[Records excerpted from a collection]
+-------+

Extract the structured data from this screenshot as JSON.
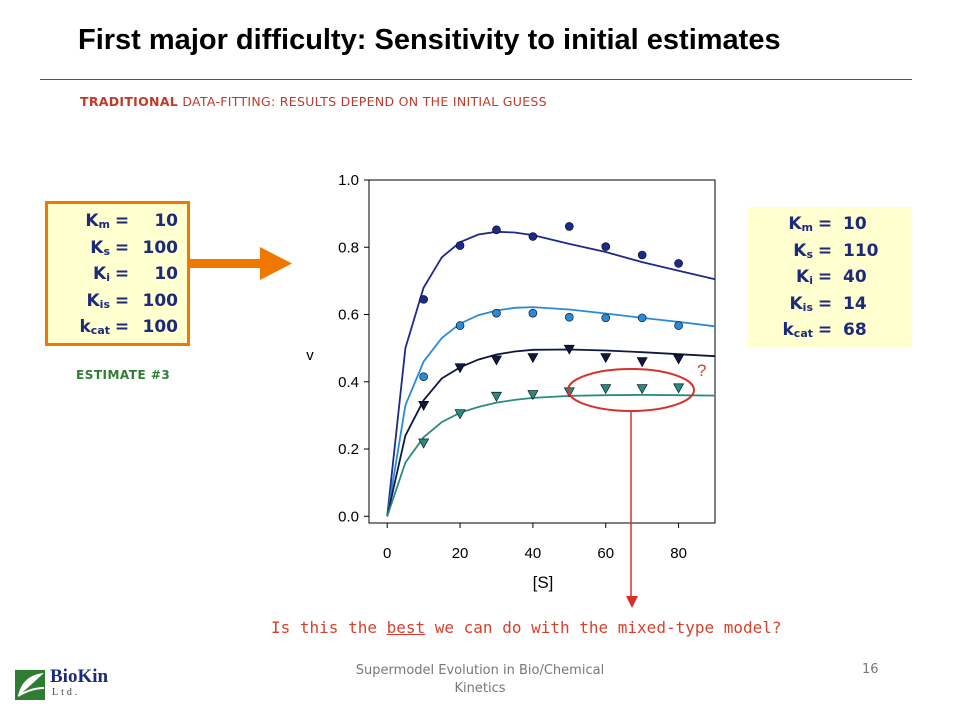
{
  "title": "First major difficulty: Sensitivity to initial estimates",
  "subtitle": {
    "bold": "TRADITIONAL",
    "rest": " DATA-FITTING: RESULTS DEPEND ON THE INITIAL GUESS"
  },
  "estimate": {
    "label": "ESTIMATE #3",
    "params": [
      {
        "name": "K",
        "sub": "m",
        "eq": "=",
        "value": "10"
      },
      {
        "name": "K",
        "sub": "s",
        "eq": "=",
        "value": "100"
      },
      {
        "name": "K",
        "sub": "i",
        "eq": "=",
        "value": "10"
      },
      {
        "name": "K",
        "sub": "is",
        "eq": "=",
        "value": "100"
      },
      {
        "name": "k",
        "sub": "cat",
        "eq": "=",
        "value": "100"
      }
    ]
  },
  "result": {
    "params": [
      {
        "name": "K",
        "sub": "m",
        "eq": "=",
        "value": "10"
      },
      {
        "name": "K",
        "sub": "s",
        "eq": "=",
        "value": "110"
      },
      {
        "name": "K",
        "sub": "i",
        "eq": "=",
        "value": "40"
      },
      {
        "name": "K",
        "sub": "is",
        "eq": "=",
        "value": "14"
      },
      {
        "name": "k",
        "sub": "cat",
        "eq": "=",
        "value": "68"
      }
    ]
  },
  "question": {
    "pre": "Is this the ",
    "emph": "best",
    "post": " we can do with the mixed-type model?"
  },
  "footer": {
    "line1": "Supermodel Evolution in Bio/Chemical",
    "line2": "Kinetics",
    "page": "16"
  },
  "logo": {
    "name": "BioKin",
    "sub": "Ltd."
  },
  "colors": {
    "arrow": "#f07800",
    "box_fill": "#ffffd0",
    "ellipse": "#d9302b",
    "param_text": "#1c2a7a"
  },
  "chart_data": {
    "type": "scatter",
    "xlabel": "[S]",
    "ylabel": "v",
    "xlim": [
      -5,
      90
    ],
    "ylim": [
      -0.02,
      1.0
    ],
    "xticks": [
      0,
      20,
      40,
      60,
      80
    ],
    "yticks": [
      "0.0",
      "0.2",
      "0.4",
      "0.6",
      "0.8",
      "1.0"
    ],
    "annotation": "?",
    "series": [
      {
        "marker": "circle",
        "color": "#1c2a8a",
        "points": [
          [
            10,
            0.645
          ],
          [
            20,
            0.805
          ],
          [
            30,
            0.852
          ],
          [
            40,
            0.832
          ],
          [
            50,
            0.862
          ],
          [
            60,
            0.802
          ],
          [
            70,
            0.777
          ],
          [
            80,
            0.752
          ]
        ],
        "curve": [
          [
            0,
            0
          ],
          [
            5,
            0.5
          ],
          [
            10,
            0.68
          ],
          [
            15,
            0.77
          ],
          [
            20,
            0.815
          ],
          [
            25,
            0.838
          ],
          [
            30,
            0.846
          ],
          [
            35,
            0.844
          ],
          [
            40,
            0.836
          ],
          [
            50,
            0.81
          ],
          [
            60,
            0.786
          ],
          [
            70,
            0.756
          ],
          [
            80,
            0.73
          ],
          [
            90,
            0.705
          ]
        ]
      },
      {
        "marker": "circle",
        "color": "#2a8ad8",
        "points": [
          [
            10,
            0.415
          ],
          [
            20,
            0.567
          ],
          [
            30,
            0.604
          ],
          [
            40,
            0.604
          ],
          [
            50,
            0.592
          ],
          [
            60,
            0.59
          ],
          [
            70,
            0.59
          ],
          [
            80,
            0.567
          ]
        ],
        "curve": [
          [
            0,
            0
          ],
          [
            5,
            0.33
          ],
          [
            10,
            0.46
          ],
          [
            15,
            0.53
          ],
          [
            20,
            0.573
          ],
          [
            25,
            0.598
          ],
          [
            30,
            0.612
          ],
          [
            35,
            0.62
          ],
          [
            40,
            0.622
          ],
          [
            50,
            0.615
          ],
          [
            60,
            0.603
          ],
          [
            70,
            0.59
          ],
          [
            80,
            0.578
          ],
          [
            90,
            0.565
          ]
        ]
      },
      {
        "marker": "triangle",
        "color": "#101840",
        "points": [
          [
            10,
            0.33
          ],
          [
            20,
            0.442
          ],
          [
            30,
            0.465
          ],
          [
            40,
            0.472
          ],
          [
            50,
            0.497
          ],
          [
            60,
            0.472
          ],
          [
            70,
            0.46
          ],
          [
            80,
            0.468
          ]
        ],
        "curve": [
          [
            0,
            0
          ],
          [
            5,
            0.24
          ],
          [
            10,
            0.345
          ],
          [
            15,
            0.41
          ],
          [
            20,
            0.443
          ],
          [
            25,
            0.466
          ],
          [
            30,
            0.481
          ],
          [
            35,
            0.49
          ],
          [
            40,
            0.495
          ],
          [
            50,
            0.496
          ],
          [
            60,
            0.493
          ],
          [
            70,
            0.488
          ],
          [
            80,
            0.482
          ],
          [
            90,
            0.476
          ]
        ]
      },
      {
        "marker": "triangle",
        "color": "#2a8a80",
        "points": [
          [
            10,
            0.218
          ],
          [
            20,
            0.305
          ],
          [
            30,
            0.357
          ],
          [
            40,
            0.362
          ],
          [
            50,
            0.37
          ],
          [
            60,
            0.38
          ],
          [
            70,
            0.38
          ],
          [
            80,
            0.382
          ]
        ],
        "curve": [
          [
            0,
            0
          ],
          [
            5,
            0.16
          ],
          [
            10,
            0.235
          ],
          [
            15,
            0.28
          ],
          [
            20,
            0.308
          ],
          [
            25,
            0.325
          ],
          [
            30,
            0.338
          ],
          [
            35,
            0.346
          ],
          [
            40,
            0.352
          ],
          [
            50,
            0.358
          ],
          [
            60,
            0.36
          ],
          [
            70,
            0.361
          ],
          [
            80,
            0.36
          ],
          [
            90,
            0.359
          ]
        ]
      }
    ]
  }
}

+-------+

- DO THIS -
Leave out every picture and copy the rest of the records exactly.

- ANSWER -
Extract the structured data from this screenshot as JSON.
{
  "title": "First major difficulty: Sensitivity to initial estimates",
  "subtitle": {
    "bold": "TRADITIONAL",
    "rest": " DATA-FITTING: RESULTS DEPEND ON THE INITIAL GUESS"
  },
  "estimate": {
    "label": "ESTIMATE #3",
    "params": [
      {
        "name": "K",
        "sub": "m",
        "eq": "=",
        "value": "10"
      },
      {
        "name": "K",
        "sub": "s",
        "eq": "=",
        "value": "100"
      },
      {
        "name": "K",
        "sub": "i",
        "eq": "=",
        "value": "10"
      },
      {
        "name": "K",
        "sub": "is",
        "eq": "=",
        "value": "100"
      },
      {
        "name": "k",
        "sub": "cat",
        "eq": "=",
        "value": "100"
      }
    ]
  },
  "result": {
    "params": [
      {
        "name": "K",
        "sub": "m",
        "eq": "=",
        "value": "10"
      },
      {
        "name": "K",
        "sub": "s",
        "eq": "=",
        "value": "110"
      },
      {
        "name": "K",
        "sub": "i",
        "eq": "=",
        "value": "40"
      },
      {
        "name": "K",
        "sub": "is",
        "eq": "=",
        "value": "14"
      },
      {
        "name": "k",
        "sub": "cat",
        "eq": "=",
        "value": "68"
      }
    ]
  },
  "question": {
    "pre": "Is this the ",
    "emph": "best",
    "post": " we can do with the mixed-type model?"
  },
  "footer": {
    "line1": "Supermodel Evolution in Bio/Chemical",
    "line2": "Kinetics",
    "page": "16"
  },
  "logo": {
    "name": "BioKin",
    "sub": "Ltd."
  },
  "colors": {
    "arrow": "#f07800",
    "box_fill": "#ffffd0",
    "ellipse": "#d9302b",
    "param_text": "#1c2a7a"
  },
  "chart_data": {
    "type": "scatter",
    "xlabel": "[S]",
    "ylabel": "v",
    "xlim": [
      -5,
      90
    ],
    "ylim": [
      -0.02,
      1.0
    ],
    "xticks": [
      0,
      20,
      40,
      60,
      80
    ],
    "yticks": [
      "0.0",
      "0.2",
      "0.4",
      "0.6",
      "0.8",
      "1.0"
    ],
    "annotation": "?",
    "series": [
      {
        "marker": "circle",
        "color": "#1c2a8a",
        "points": [
          [
            10,
            0.645
          ],
          [
            20,
            0.805
          ],
          [
            30,
            0.852
          ],
          [
            40,
            0.832
          ],
          [
            50,
            0.862
          ],
          [
            60,
            0.802
          ],
          [
            70,
            0.777
          ],
          [
            80,
            0.752
          ]
        ],
        "curve": [
          [
            0,
            0
          ],
          [
            5,
            0.5
          ],
          [
            10,
            0.68
          ],
          [
            15,
            0.77
          ],
          [
            20,
            0.815
          ],
          [
            25,
            0.838
          ],
          [
            30,
            0.846
          ],
          [
            35,
            0.844
          ],
          [
            40,
            0.836
          ],
          [
            50,
            0.81
          ],
          [
            60,
            0.786
          ],
          [
            70,
            0.756
          ],
          [
            80,
            0.73
          ],
          [
            90,
            0.705
          ]
        ]
      },
      {
        "marker": "circle",
        "color": "#2a8ad8",
        "points": [
          [
            10,
            0.415
          ],
          [
            20,
            0.567
          ],
          [
            30,
            0.604
          ],
          [
            40,
            0.604
          ],
          [
            50,
            0.592
          ],
          [
            60,
            0.59
          ],
          [
            70,
            0.59
          ],
          [
            80,
            0.567
          ]
        ],
        "curve": [
          [
            0,
            0
          ],
          [
            5,
            0.33
          ],
          [
            10,
            0.46
          ],
          [
            15,
            0.53
          ],
          [
            20,
            0.573
          ],
          [
            25,
            0.598
          ],
          [
            30,
            0.612
          ],
          [
            35,
            0.62
          ],
          [
            40,
            0.622
          ],
          [
            50,
            0.615
          ],
          [
            60,
            0.603
          ],
          [
            70,
            0.59
          ],
          [
            80,
            0.578
          ],
          [
            90,
            0.565
          ]
        ]
      },
      {
        "marker": "triangle",
        "color": "#101840",
        "points": [
          [
            10,
            0.33
          ],
          [
            20,
            0.442
          ],
          [
            30,
            0.465
          ],
          [
            40,
            0.472
          ],
          [
            50,
            0.497
          ],
          [
            60,
            0.472
          ],
          [
            70,
            0.46
          ],
          [
            80,
            0.468
          ]
        ],
        "curve": [
          [
            0,
            0
          ],
          [
            5,
            0.24
          ],
          [
            10,
            0.345
          ],
          [
            15,
            0.41
          ],
          [
            20,
            0.443
          ],
          [
            25,
            0.466
          ],
          [
            30,
            0.481
          ],
          [
            35,
            0.49
          ],
          [
            40,
            0.495
          ],
          [
            50,
            0.496
          ],
          [
            60,
            0.493
          ],
          [
            70,
            0.488
          ],
          [
            80,
            0.482
          ],
          [
            90,
            0.476
          ]
        ]
      },
      {
        "marker": "triangle",
        "color": "#2a8a80",
        "points": [
          [
            10,
            0.218
          ],
          [
            20,
            0.305
          ],
          [
            30,
            0.357
          ],
          [
            40,
            0.362
          ],
          [
            50,
            0.37
          ],
          [
            60,
            0.38
          ],
          [
            70,
            0.38
          ],
          [
            80,
            0.382
          ]
        ],
        "curve": [
          [
            0,
            0
          ],
          [
            5,
            0.16
          ],
          [
            10,
            0.235
          ],
          [
            15,
            0.28
          ],
          [
            20,
            0.308
          ],
          [
            25,
            0.325
          ],
          [
            30,
            0.338
          ],
          [
            35,
            0.346
          ],
          [
            40,
            0.352
          ],
          [
            50,
            0.358
          ],
          [
            60,
            0.36
          ],
          [
            70,
            0.361
          ],
          [
            80,
            0.36
          ],
          [
            90,
            0.359
          ]
        ]
      }
    ]
  }
}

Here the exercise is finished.